REQUEST -
Make an exact transcription of the material, leaving out all images.

PROVIDED DATA -
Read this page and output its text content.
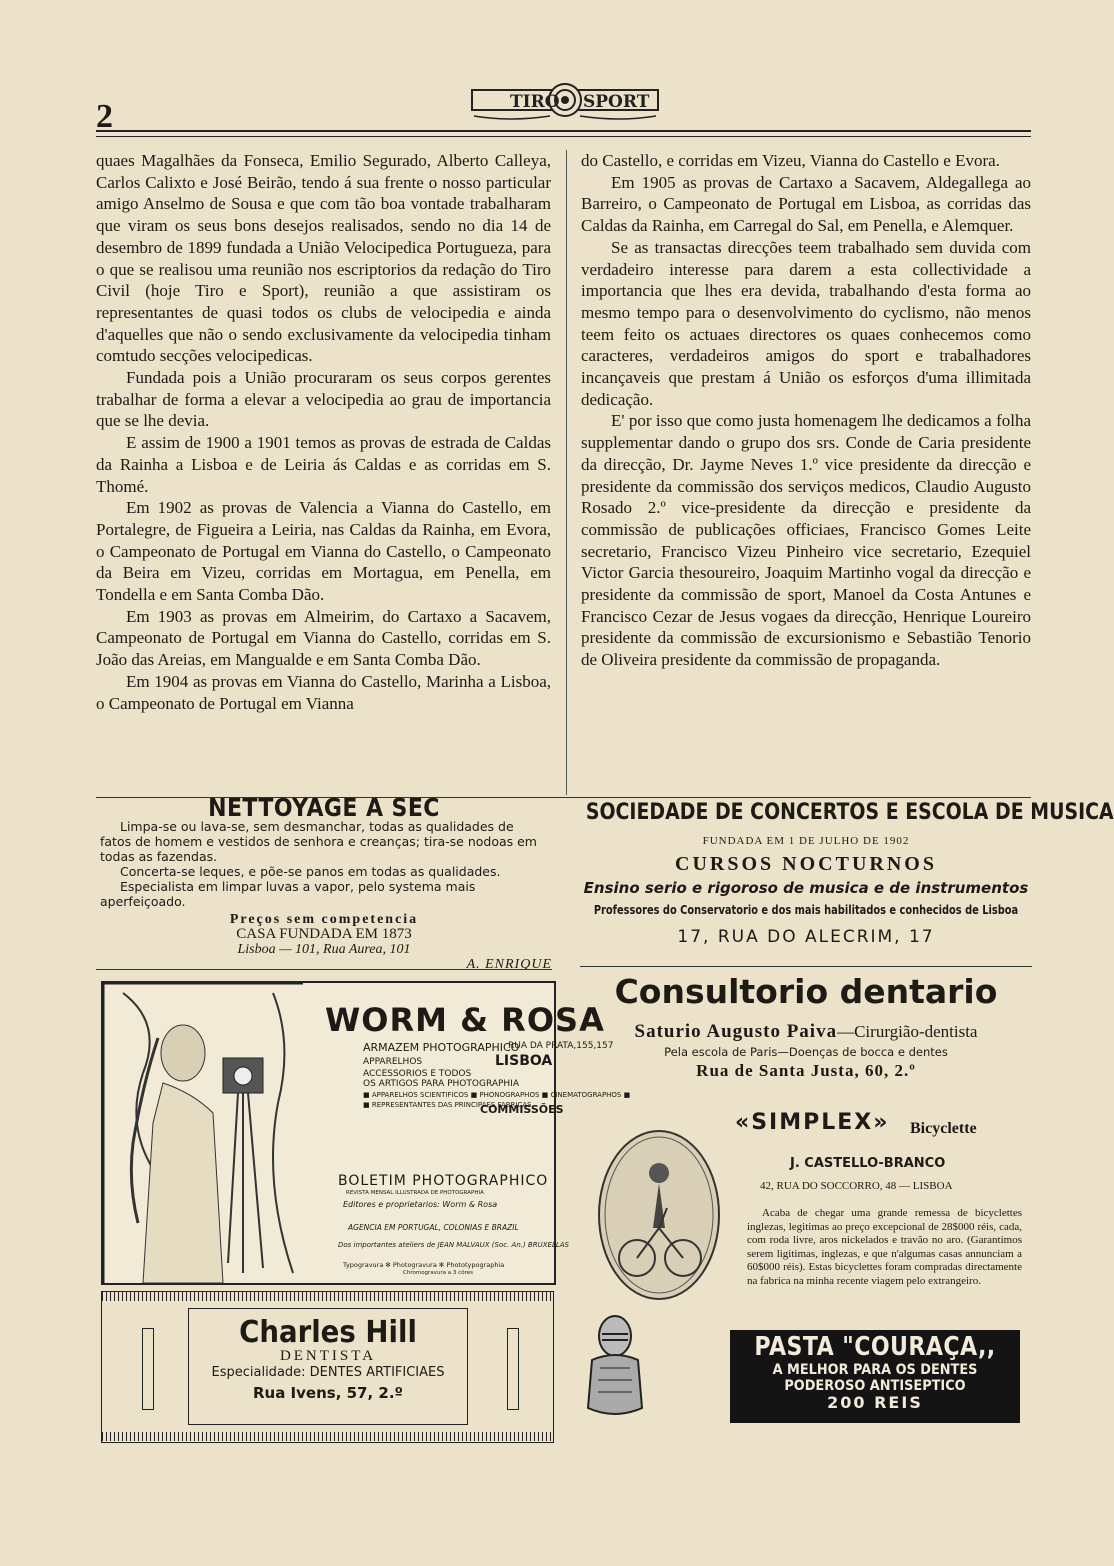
2	TIRO SPORT

quaes Magalhães da Fonseca, Emilio Segurado, Alberto Calleya, Carlos Calixto e José Beirão, tendo á sua frente o nosso particular amigo Anselmo de Sousa e que com tão boa vontade trabalharam que viram os seus bons desejos realisados, sendo no dia 14 de desembro de 1899 fundada a União Velocipedica Portugueza, para o que se realisou uma reunião nos escriptorios da redação do Tiro Civil (hoje Tiro e Sport), reunião a que assistiram os representantes de quasi todos os clubs de velocipedia e ainda d'aquelles que não o sendo exclusivamente da velocipedia tinham comtudo secções velocipedicas.

Fundada pois a União procuraram os seus corpos gerentes trabalhar de forma a elevar a velocipedia ao grau de importancia que se lhe devia.

E assim de 1900 a 1901 temos as provas de estrada de Caldas da Rainha a Lisboa e de Leiria ás Caldas e as corridas em S. Thomé.

Em 1902 as provas de Valencia a Vianna do Castello, em Portalegre, de Figueira a Leiria, nas Caldas da Rainha, em Evora, o Campeonato de Portugal em Vianna do Castello, o Campeonato da Beira em Vizeu, corridas em Mortagua, em Penella, em Tondella e em Santa Comba Dão.

Em 1903 as provas em Almeirim, do Cartaxo a Sacavem, Campeonato de Portugal em Vianna do Castello, corridas em S. João das Areias, em Mangualde e em Santa Comba Dão.

Em 1904 as provas em Vianna do Castello, Marinha a Lisboa, o Campeonato de Portugal em Vianna

do Castello, e corridas em Vizeu, Vianna do Castello e Evora.

Em 1905 as provas de Cartaxo a Sacavem, Aldegallega ao Barreiro, o Campeonato de Portugal em Lisboa, as corridas das Caldas da Rainha, em Carregal do Sal, em Penella, e Alemquer.

Se as transactas direcções teem trabalhado sem duvida com verdadeiro interesse para darem a esta collectividade a importancia que lhes era devida, trabalhando d'esta forma ao mesmo tempo para o desenvolvimento do cyclismo, não menos teem feito os actuaes directores os quaes conhecemos como caracteres, verdadeiros amigos do sport e trabalhadores incançaveis que prestam á União os esforços d'uma illimitada dedicação.

E' por isso que como justa homenagem lhe dedicamos a folha supplementar dando o grupo dos srs. Conde de Caria presidente da direcção, Dr. Jayme Neves 1.º vice presidente da direcção e presidente da commissão dos serviços medicos, Claudio Augusto Rosado 2.º vice-presidente da direcção e presidente da commissão de publicações officiaes, Francisco Gomes Leite secretario, Francisco Vizeu Pinheiro vice secretario, Ezequiel Victor Garcia thesoureiro, Joaquim Martinho vogal da direcção e presidente da commissão de sport, Manoel da Costa Antunes e Francisco Cezar de Jesus vogaes da direcção, Henrique Loureiro presidente da commissão de excursionismo e Sebastião Tenorio de Oliveira presidente da commissão de propaganda.

NETTOYAGE A SEC
Limpa-se ou lava-se, sem desmanchar, todas as qualidades de fatos de homem e vestidos de senhora e creanças; tira-se nodoas em todas as fazendas.
Concerta-se leques, e põe-se panos em todas as qualidades.
Especialista em limpar luvas a vapor, pelo systema mais aperfeiçoado.
Preços sem competencia
CASA FUNDADA EM 1873
Lisboa — 101, Rua Aurea, 101
A. ENRIQUE
SOCIEDADE DE CONCERTOS E ESCOLA DE MUSICA
FUNDADA EM 1 DE JULHO DE 1902
CURSOS NOCTURNOS
Ensino serio e rigoroso de musica e de instrumentos
Professores do Conservatorio e dos mais habilitados e conhecidos de Lisboa
17, RUA DO ALECRIM, 17
Consultorio dentario
Saturio Augusto Paiva—Cirurgião-dentista
Pela escola de Paris—Doenças de bocca e dentes
Rua de Santa Justa, 60, 2.º
WORM & ROSA
ARMAZEM PHOTOGRAPHICO
RUA DA PRATA,155,157
LISBOA
APPARELHOS
ACCESSORIOS E TODOS
OS ARTIGOS PARA PHOTOGRAPHIA
■ APPARELHOS SCIENTIFICOS ■ PHONOGRAPHOS ■ CINEMATOGRAPHOS ■
■ REPRESENTANTES DAS PRINCIPAES FABRICAS
COMMISSÕES
BOLETIM PHOTOGRAPHICO
REVISTA MENSAL ILLUSTRADA DE PHOTOGRAPHIA
Editores e proprietarios: Worm & Rosa
AGENCIA EM PORTUGAL, COLONIAS E BRAZIL
Dos importantes ateliers de JEAN MALVAUX (Soc. An.) BRUXELLAS
Typogravura ✻ Photogravura ✻ Phototypographia
Chromogravura a 3 côres
Charles Hill
DENTISTA
Especialidade: DENTES ARTIFICIAES
Rua Ivens, 57, 2.º
«SIMPLEX» Bicyclette
J. CASTELLO-BRANCO
42, RUA DO SOCCORRO, 48 — LISBOA
Acaba de chegar uma grande remessa de bicyclettes inglezas, legitimas ao preço excepcional de 28$000 réis, cada, com roda livre, aros nickelados e travão no aro. (Garantimos serem ligitimas, inglezas, e que n'algumas casas annunciam a 60$000 réis). Estas bicyclettes foram compradas directamente na fabrica na minha recente viagem pelo extrangeiro.
PASTA "COURAÇA,,
A MELHOR PARA OS DENTES
PODEROSO ANTISEPTICO
200 REIS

ANSWER BELOW -
Read this page and output its text content.
2	TIRO SPORT

quaes Magalhães da Fonseca, Emilio Segurado, Alberto Calleya, Carlos Calixto e José Beirão, tendo á sua frente o nosso particular amigo Anselmo de Sousa e que com tão boa vontade trabalharam que viram os seus bons desejos realisados, sendo no dia 14 de desembro de 1899 fundada a União Velocipedica Portugueza, para o que se realisou uma reunião nos escriptorios da redação do Tiro Civil (hoje Tiro e Sport), reunião a que assistiram os representantes de quasi todos os clubs de velocipedia e ainda d'aquelles que não o sendo exclusivamente da velocipedia tinham comtudo secções velocipedicas.

Fundada pois a União procuraram os seus corpos gerentes trabalhar de forma a elevar a velocipedia ao grau de importancia que se lhe devia.

E assim de 1900 a 1901 temos as provas de estrada de Caldas da Rainha a Lisboa e de Leiria ás Caldas e as corridas em S. Thomé.

Em 1902 as provas de Valencia a Vianna do Castello, em Portalegre, de Figueira a Leiria, nas Caldas da Rainha, em Evora, o Campeonato de Portugal em Vianna do Castello, o Campeonato da Beira em Vizeu, corridas em Mortagua, em Penella, em Tondella e em Santa Comba Dão.

Em 1903 as provas em Almeirim, do Cartaxo a Sacavem, Campeonato de Portugal em Vianna do Castello, corridas em S. João das Areias, em Mangualde e em Santa Comba Dão.

Em 1904 as provas em Vianna do Castello, Marinha a Lisboa, o Campeonato de Portugal em Vianna

do Castello, e corridas em Vizeu, Vianna do Castello e Evora.

Em 1905 as provas de Cartaxo a Sacavem, Aldegallega ao Barreiro, o Campeonato de Portugal em Lisboa, as corridas das Caldas da Rainha, em Carregal do Sal, em Penella, e Alemquer.

Se as transactas direcções teem trabalhado sem duvida com verdadeiro interesse para darem a esta collectividade a importancia que lhes era devida, trabalhando d'esta forma ao mesmo tempo para o desenvolvimento do cyclismo, não menos teem feito os actuaes directores os quaes conhecemos como caracteres, verdadeiros amigos do sport e trabalhadores incançaveis que prestam á União os esforços d'uma illimitada dedicação.

E' por isso que como justa homenagem lhe dedicamos a folha supplementar dando o grupo dos srs. Conde de Caria presidente da direcção, Dr. Jayme Neves 1.º vice presidente da direcção e presidente da commissão dos serviços medicos, Claudio Augusto Rosado 2.º vice-presidente da direcção e presidente da commissão de publicações officiaes, Francisco Gomes Leite secretario, Francisco Vizeu Pinheiro vice secretario, Ezequiel Victor Garcia thesoureiro, Joaquim Martinho vogal da direcção e presidente da commissão de sport, Manoel da Costa Antunes e Francisco Cezar de Jesus vogaes da direcção, Henrique Loureiro presidente da commissão de excursionismo e Sebastião Tenorio de Oliveira presidente da commissão de propaganda.

NETTOYAGE A SEC
Limpa-se ou lava-se, sem desmanchar, todas as qualidades de fatos de homem e vestidos de senhora e creanças; tira-se nodoas em todas as fazendas.
Concerta-se leques, e põe-se panos em todas as qualidades.
Especialista em limpar luvas a vapor, pelo systema mais aperfeiçoado.
Preços sem competencia
CASA FUNDADA EM 1873
Lisboa — 101, Rua Aurea, 101
A. ENRIQUE
SOCIEDADE DE CONCERTOS E ESCOLA DE MUSICA
FUNDADA EM 1 DE JULHO DE 1902
CURSOS NOCTURNOS
Ensino serio e rigoroso de musica e de instrumentos
Professores do Conservatorio e dos mais habilitados e conhecidos de Lisboa
17, RUA DO ALECRIM, 17
Consultorio dentario
Saturio Augusto Paiva—Cirurgião-dentista
Pela escola de Paris—Doenças de bocca e dentes
Rua de Santa Justa, 60, 2.º
WORM & ROSA
ARMAZEM PHOTOGRAPHICO
RUA DA PRATA,155,157
LISBOA
APPARELHOS
ACCESSORIOS E TODOS
OS ARTIGOS PARA PHOTOGRAPHIA
■ APPARELHOS SCIENTIFICOS ■ PHONOGRAPHOS ■ CINEMATOGRAPHOS ■
■ REPRESENTANTES DAS PRINCIPAES FABRICAS
COMMISSÕES
BOLETIM PHOTOGRAPHICO
REVISTA MENSAL ILLUSTRADA DE PHOTOGRAPHIA
Editores e proprietarios: Worm & Rosa
AGENCIA EM PORTUGAL, COLONIAS E BRAZIL
Dos importantes ateliers de JEAN MALVAUX (Soc. An.) BRUXELLAS
Typogravura ✻ Photogravura ✻ Phototypographia
Chromogravura a 3 côres
Charles Hill
DENTISTA
Especialidade: DENTES ARTIFICIAES
Rua Ivens, 57, 2.º
«SIMPLEX» Bicyclette
J. CASTELLO-BRANCO
42, RUA DO SOCCORRO, 48 — LISBOA
Acaba de chegar uma grande remessa de bicyclettes inglezas, legitimas ao preço excepcional de 28$000 réis, cada, com roda livre, aros nickelados e travão no aro. (Garantimos serem ligitimas, inglezas, e que n'algumas casas annunciam a 60$000 réis). Estas bicyclettes foram compradas directamente na fabrica na minha recente viagem pelo extrangeiro.
PASTA "COURAÇA,,
A MELHOR PARA OS DENTES
PODEROSO ANTISEPTICO
200 REIS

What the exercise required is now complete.